* _Extract_:

____

Nearly everyone in his life, from his parents to the woman (Ana Giradot) who falls in love with him, seems to turn a blind eye to his psychopathic behavior, which is made even more maddening by the fact that Neuhardt isn't particularly clever or subtle when carrying out his crimes (he runs over one victim in his patrol car). "Next Time I'll Aim for the Heart" is a disturbing (and disturbingly prescient) look at the factors that can allow society's most dangerous individuals to operate without fear of punishment.

21. The Frozen Ground

With the star power of Nicolas Cage, John Cusack, and Vanessa Hudgens, you'd think that this mystery-thriller from 2013, "The Frozen Ground," would have performed a little bit better with critics and audiences (who, on Rotten Tomatoes, gave respective scores of 61% and 50%). Though it was arguably nothing special based on these scores and its 6.4/10 rating on IMDb, the film is as solid as the frozen ground itself, from the performance of Cage to the procedural plot. It enjoyed renewed and more positive attention when it began streaming in 2020.

____

* _Information supplied_:
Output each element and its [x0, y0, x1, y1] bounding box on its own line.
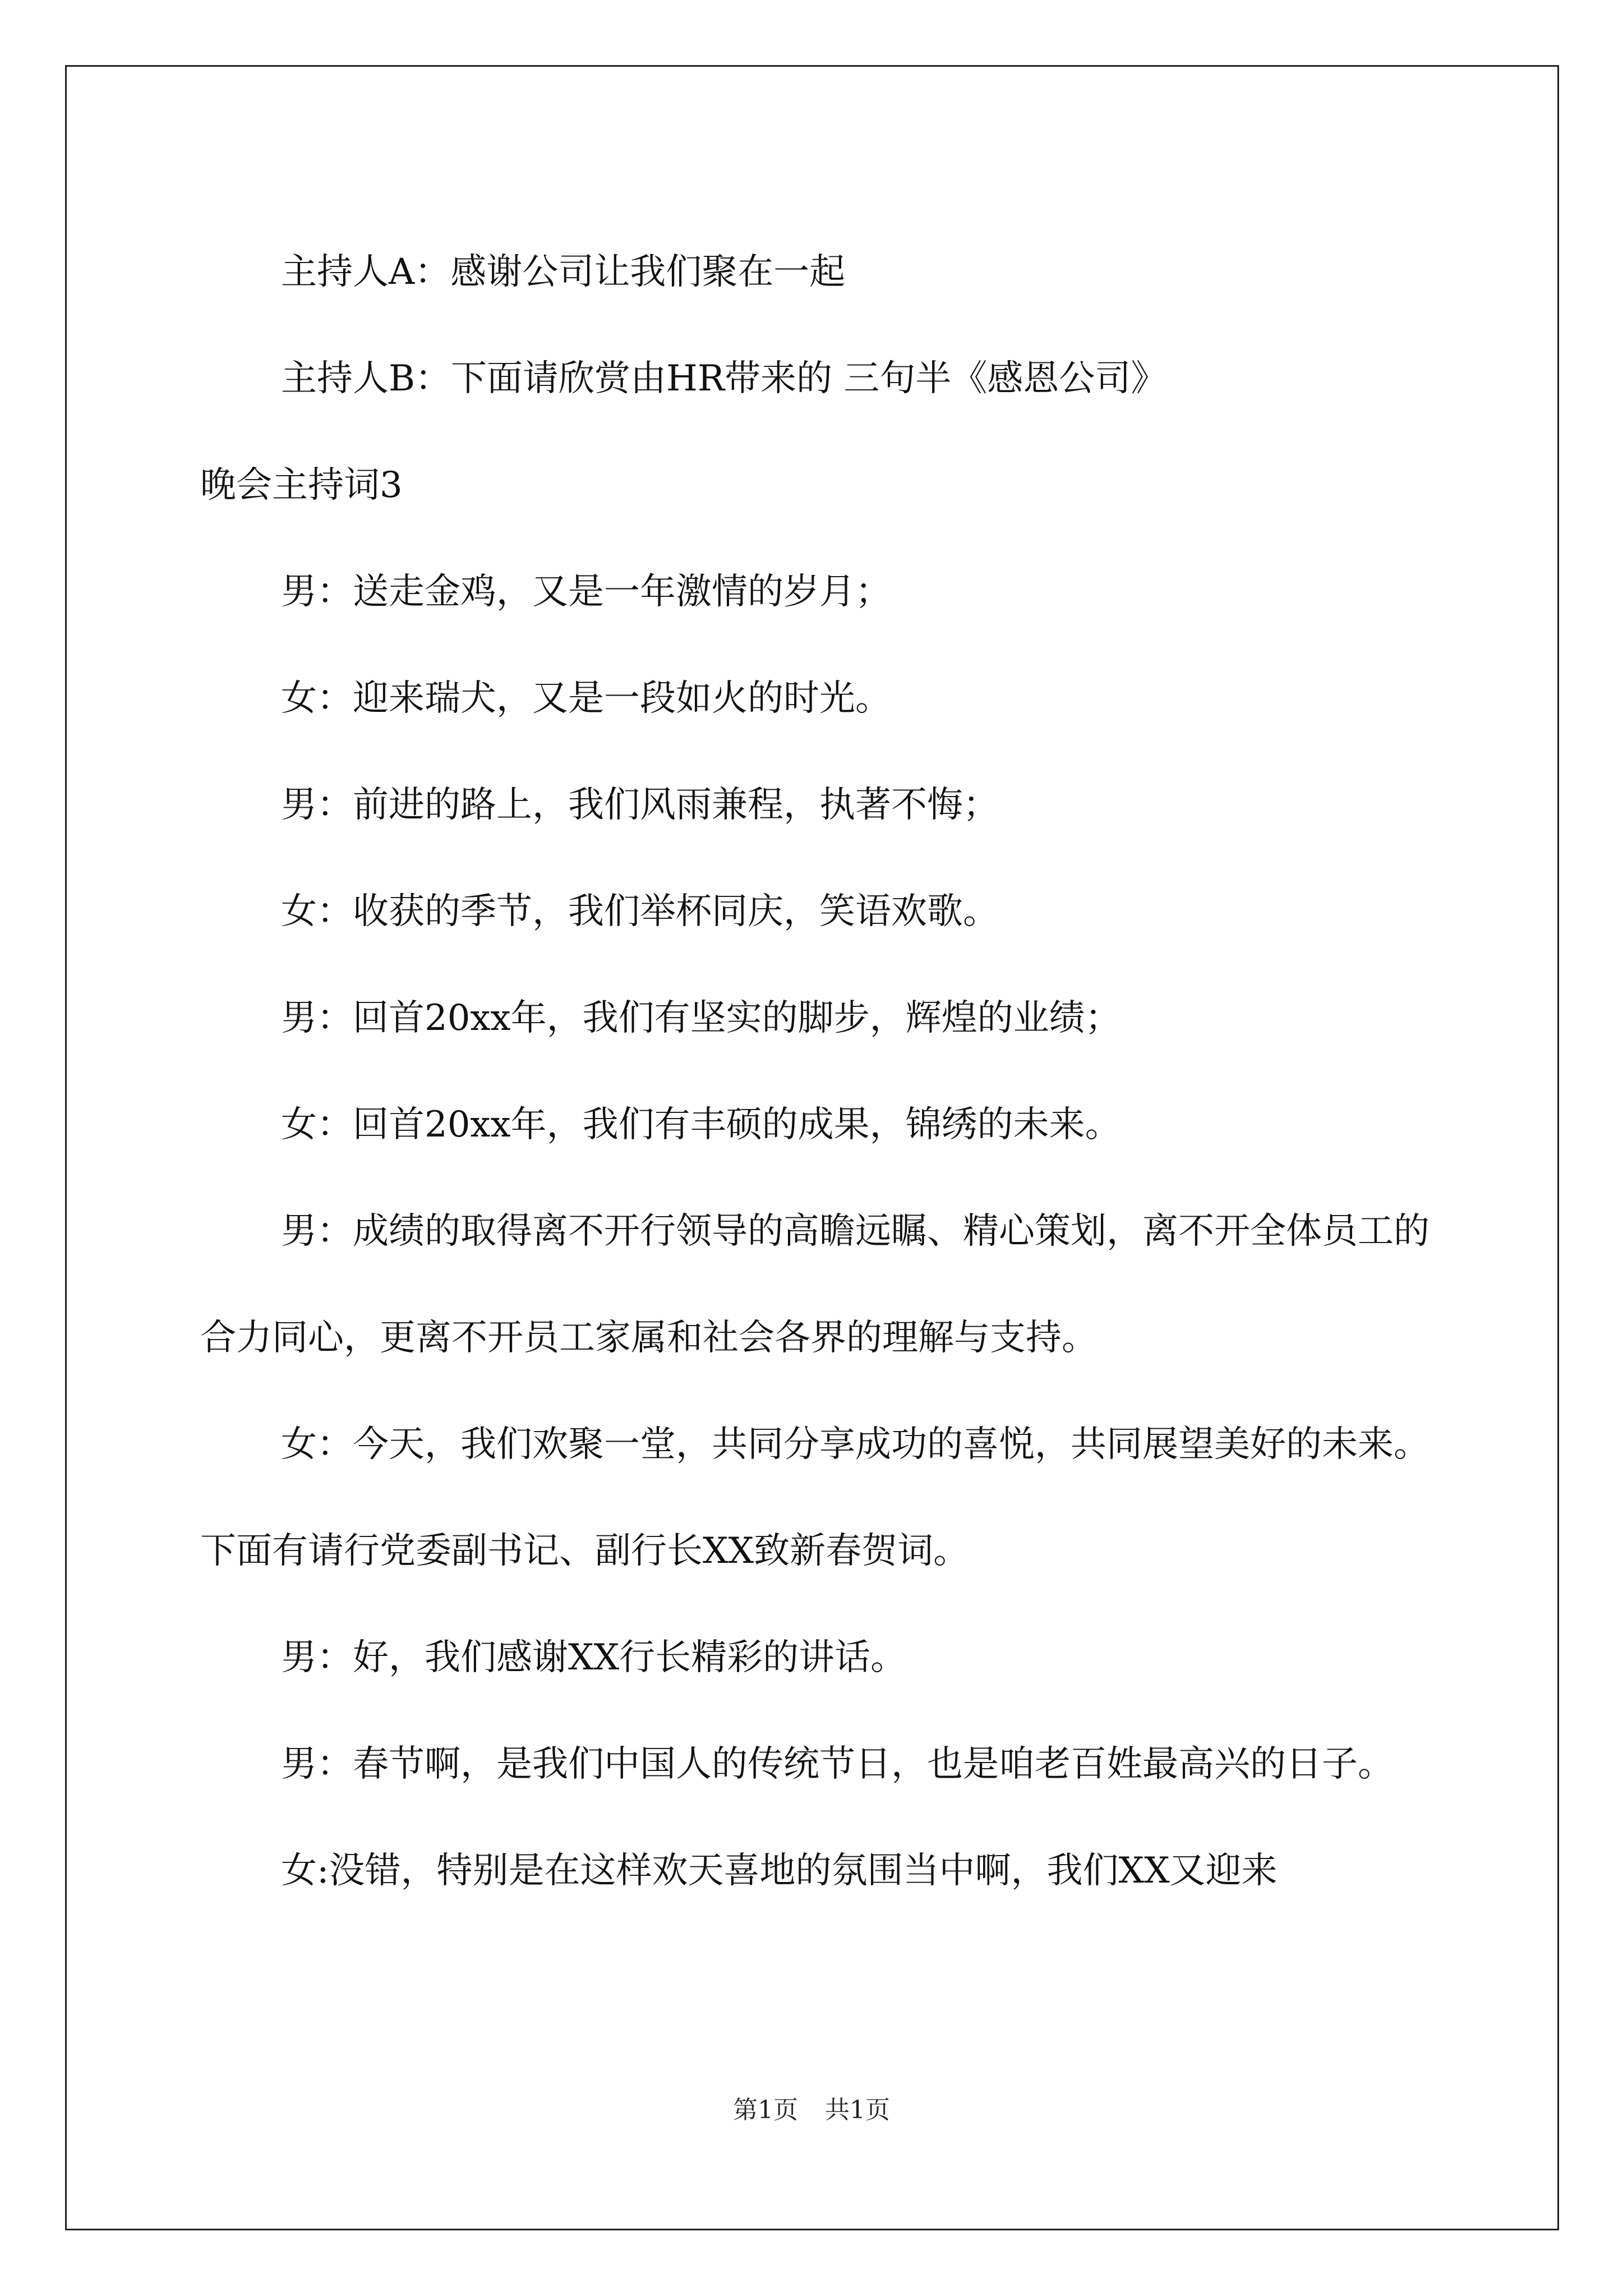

____

* _Directive_: Reproduce the movie passage in full, word for word. The lines are separate material and have nothing to do with the movie passage.

* _The completed task_:
Nearly everyone in his life, from his parents to the woman (Ana Giradot) who falls in love with him, seems to turn a blind eye to his psychopathic behavior, which is made even more maddening by the fact that Neuhardt isn't particularly clever or subtle when carrying out his crimes (he runs over one victim in his patrol car). "Next Time I'll Aim for the Heart" is a disturbing (and disturbingly prescient) look at the factors that can allow society's most dangerous individuals to operate without fear of punishment.

21. The Frozen Ground

With the star power of Nicolas Cage, John Cusack, and Vanessa Hudgens, you'd think that this mystery-thriller from 2013, "The Frozen Ground," would have performed a little bit better with critics and audiences (who, on Rotten Tomatoes, gave respective scores of 61% and 50%). Though it was arguably nothing special based on these scores and its 6.4/10 rating on IMDb, the film is as solid as the frozen ground itself, from the performance of Cage to the procedural plot. It enjoyed renewed and more positive attention when it began streaming in 2020.